| Task objective |
Report how many lines include the word "reference", and nothing besides that number.

| Data excerpts |

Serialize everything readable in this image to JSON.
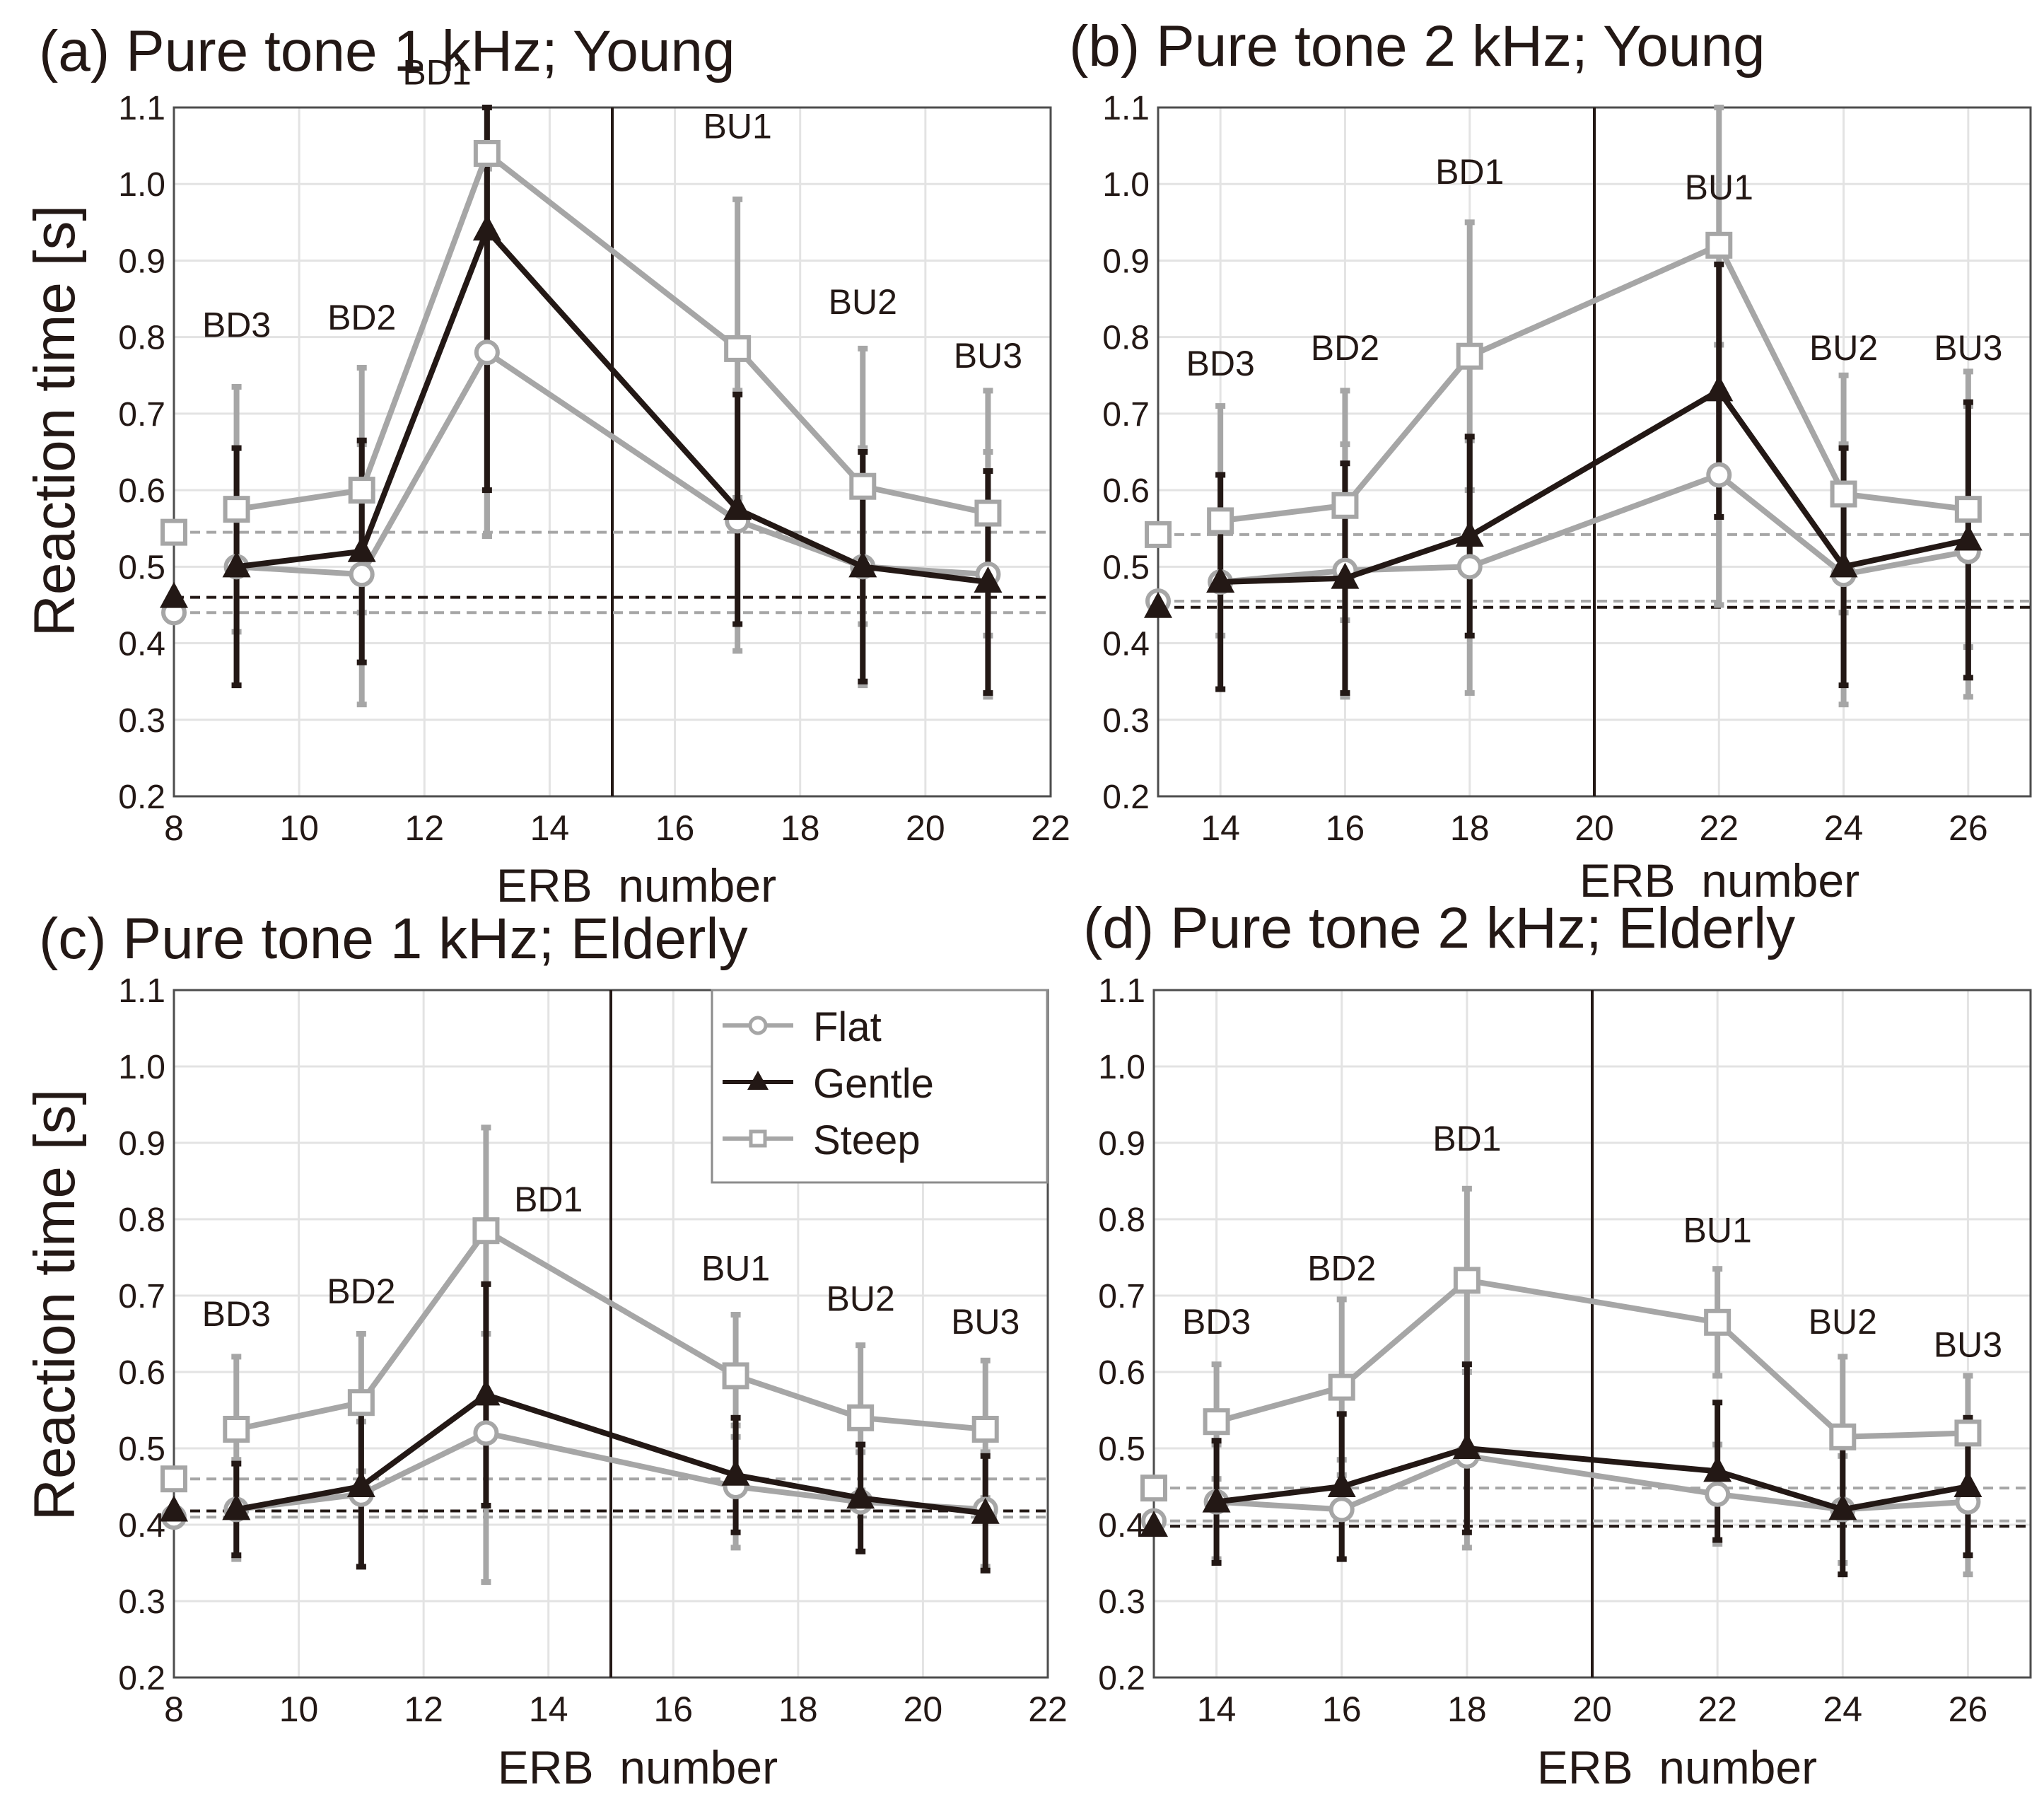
{
  "figure": {
    "ylabel": "Reaction time [s]",
    "xlabel": "ERB  number",
    "legend": [
      {
        "name": "Flat",
        "marker": "circle",
        "color": "#a6a6a6"
      },
      {
        "name": "Gentle",
        "marker": "triangle",
        "color": "#231815"
      },
      {
        "name": "Steep",
        "marker": "square",
        "color": "#a6a6a6"
      }
    ],
    "colors": {
      "flat": "#a6a6a6",
      "gentle": "#231815",
      "steep": "#a6a6a6",
      "grid": "#e3e3e3",
      "axis": "#4d4d4d"
    }
  },
  "chart_data": [
    {
      "id": "a",
      "type": "line",
      "title": "(a) Pure tone 1 kHz; Young",
      "xlabel": "ERB  number",
      "ylabel": "Reaction time [s]",
      "xlim": [
        8,
        22
      ],
      "ylim": [
        0.2,
        1.1
      ],
      "xticks": [
        8,
        10,
        12,
        14,
        16,
        18,
        20,
        22
      ],
      "yticks": [
        0.2,
        0.3,
        0.4,
        0.5,
        0.6,
        0.7,
        0.8,
        0.9,
        1.0,
        1.1
      ],
      "divider_x": 15,
      "grid": true,
      "x": [
        9,
        11,
        13,
        17,
        19,
        21
      ],
      "band_labels": [
        {
          "text": "BD3",
          "x": 9,
          "y": 0.8
        },
        {
          "text": "BD2",
          "x": 11,
          "y": 0.81
        },
        {
          "text": "BD1",
          "x": 12.2,
          "y": 1.13
        },
        {
          "text": "BU1",
          "x": 17,
          "y": 1.06
        },
        {
          "text": "BU2",
          "x": 19,
          "y": 0.83
        },
        {
          "text": "BU3",
          "x": 21,
          "y": 0.76
        }
      ],
      "series": [
        {
          "name": "Flat",
          "values": [
            0.5,
            0.49,
            0.78,
            0.56,
            0.5,
            0.49
          ],
          "err": [
            0.155,
            0.17,
            0.24,
            0.17,
            0.155,
            0.16
          ],
          "reference": 0.44
        },
        {
          "name": "Gentle",
          "values": [
            0.5,
            0.52,
            0.94,
            0.575,
            0.5,
            0.48
          ],
          "err": [
            0.155,
            0.145,
            0.34,
            0.15,
            0.15,
            0.145
          ],
          "reference": 0.46
        },
        {
          "name": "Steep",
          "values": [
            0.575,
            0.6,
            1.04,
            0.785,
            0.605,
            0.57
          ],
          "err": [
            0.16,
            0.16,
            0.5,
            0.195,
            0.18,
            0.16
          ],
          "reference": 0.545
        }
      ]
    },
    {
      "id": "b",
      "type": "line",
      "title": "(b) Pure tone 2 kHz; Young",
      "xlabel": "ERB  number",
      "ylabel": "",
      "xlim": [
        13,
        27
      ],
      "ylim": [
        0.2,
        1.1
      ],
      "xticks": [
        14,
        16,
        18,
        20,
        22,
        24,
        26
      ],
      "yticks": [
        0.2,
        0.3,
        0.4,
        0.5,
        0.6,
        0.7,
        0.8,
        0.9,
        1.0,
        1.1
      ],
      "divider_x": 20,
      "grid": true,
      "x": [
        14,
        16,
        18,
        22,
        24,
        26
      ],
      "band_labels": [
        {
          "text": "BD3",
          "x": 14,
          "y": 0.75
        },
        {
          "text": "BD2",
          "x": 16,
          "y": 0.77
        },
        {
          "text": "BD1",
          "x": 18,
          "y": 1.0
        },
        {
          "text": "BU1",
          "x": 22,
          "y": 0.98
        },
        {
          "text": "BU2",
          "x": 24,
          "y": 0.77
        },
        {
          "text": "BU3",
          "x": 26,
          "y": 0.77
        }
      ],
      "series": [
        {
          "name": "Flat",
          "values": [
            0.48,
            0.495,
            0.5,
            0.62,
            0.49,
            0.52
          ],
          "err": [
            0.14,
            0.165,
            0.165,
            0.17,
            0.17,
            0.19
          ],
          "reference": 0.455
        },
        {
          "name": "Gentle",
          "values": [
            0.48,
            0.485,
            0.54,
            0.73,
            0.5,
            0.535
          ],
          "err": [
            0.14,
            0.15,
            0.13,
            0.165,
            0.155,
            0.18
          ],
          "reference": 0.447
        },
        {
          "name": "Steep",
          "values": [
            0.56,
            0.58,
            0.775,
            0.92,
            0.595,
            0.575
          ],
          "err": [
            0.15,
            0.15,
            0.175,
            0.47,
            0.155,
            0.18
          ],
          "reference": 0.542
        }
      ]
    },
    {
      "id": "c",
      "type": "line",
      "title": "(c) Pure tone 1 kHz; Elderly",
      "xlabel": "ERB  number",
      "ylabel": "Reaction time [s]",
      "xlim": [
        8,
        22
      ],
      "ylim": [
        0.2,
        1.1
      ],
      "xticks": [
        8,
        10,
        12,
        14,
        16,
        18,
        20,
        22
      ],
      "yticks": [
        0.2,
        0.3,
        0.4,
        0.5,
        0.6,
        0.7,
        0.8,
        0.9,
        1.0,
        1.1
      ],
      "divider_x": 15,
      "grid": true,
      "x": [
        9,
        11,
        13,
        17,
        19,
        21
      ],
      "band_labels": [
        {
          "text": "BD3",
          "x": 9,
          "y": 0.66
        },
        {
          "text": "BD2",
          "x": 11,
          "y": 0.69
        },
        {
          "text": "BD1",
          "x": 14,
          "y": 0.81
        },
        {
          "text": "BU1",
          "x": 17,
          "y": 0.72
        },
        {
          "text": "BU2",
          "x": 19,
          "y": 0.68
        },
        {
          "text": "BU3",
          "x": 21,
          "y": 0.65
        }
      ],
      "series": [
        {
          "name": "Flat",
          "values": [
            0.42,
            0.44,
            0.52,
            0.45,
            0.43,
            0.42
          ],
          "err": [
            0.065,
            0.095,
            0.195,
            0.08,
            0.065,
            0.075
          ],
          "reference": 0.41
        },
        {
          "name": "Gentle",
          "values": [
            0.42,
            0.45,
            0.57,
            0.465,
            0.435,
            0.415
          ],
          "err": [
            0.06,
            0.105,
            0.145,
            0.075,
            0.07,
            0.075
          ],
          "reference": 0.418
        },
        {
          "name": "Steep",
          "values": [
            0.525,
            0.56,
            0.785,
            0.595,
            0.54,
            0.525
          ],
          "err": [
            0.095,
            0.09,
            0.135,
            0.08,
            0.095,
            0.09
          ],
          "reference": 0.46
        }
      ]
    },
    {
      "id": "d",
      "type": "line",
      "title": "(d) Pure tone 2 kHz; Elderly",
      "xlabel": "ERB  number",
      "ylabel": "",
      "xlim": [
        13,
        27
      ],
      "ylim": [
        0.2,
        1.1
      ],
      "xticks": [
        14,
        16,
        18,
        20,
        22,
        24,
        26
      ],
      "yticks": [
        0.2,
        0.3,
        0.4,
        0.5,
        0.6,
        0.7,
        0.8,
        0.9,
        1.0,
        1.1
      ],
      "divider_x": 20,
      "grid": true,
      "x": [
        14,
        16,
        18,
        22,
        24,
        26
      ],
      "band_labels": [
        {
          "text": "BD3",
          "x": 14,
          "y": 0.65
        },
        {
          "text": "BD2",
          "x": 16,
          "y": 0.72
        },
        {
          "text": "BD1",
          "x": 18,
          "y": 0.89
        },
        {
          "text": "BU1",
          "x": 22,
          "y": 0.77
        },
        {
          "text": "BU2",
          "x": 24,
          "y": 0.65
        },
        {
          "text": "BU3",
          "x": 26,
          "y": 0.62
        }
      ],
      "series": [
        {
          "name": "Flat",
          "values": [
            0.43,
            0.42,
            0.49,
            0.44,
            0.42,
            0.43
          ],
          "err": [
            0.075,
            0.065,
            0.12,
            0.065,
            0.07,
            0.095
          ],
          "reference": 0.405
        },
        {
          "name": "Gentle",
          "values": [
            0.43,
            0.45,
            0.5,
            0.47,
            0.42,
            0.45
          ],
          "err": [
            0.08,
            0.095,
            0.11,
            0.09,
            0.085,
            0.09
          ],
          "reference": 0.398
        },
        {
          "name": "Steep",
          "values": [
            0.535,
            0.58,
            0.72,
            0.665,
            0.515,
            0.52
          ],
          "err": [
            0.075,
            0.115,
            0.12,
            0.07,
            0.105,
            0.075
          ],
          "reference": 0.448
        }
      ]
    }
  ]
}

| Solution to this task |
12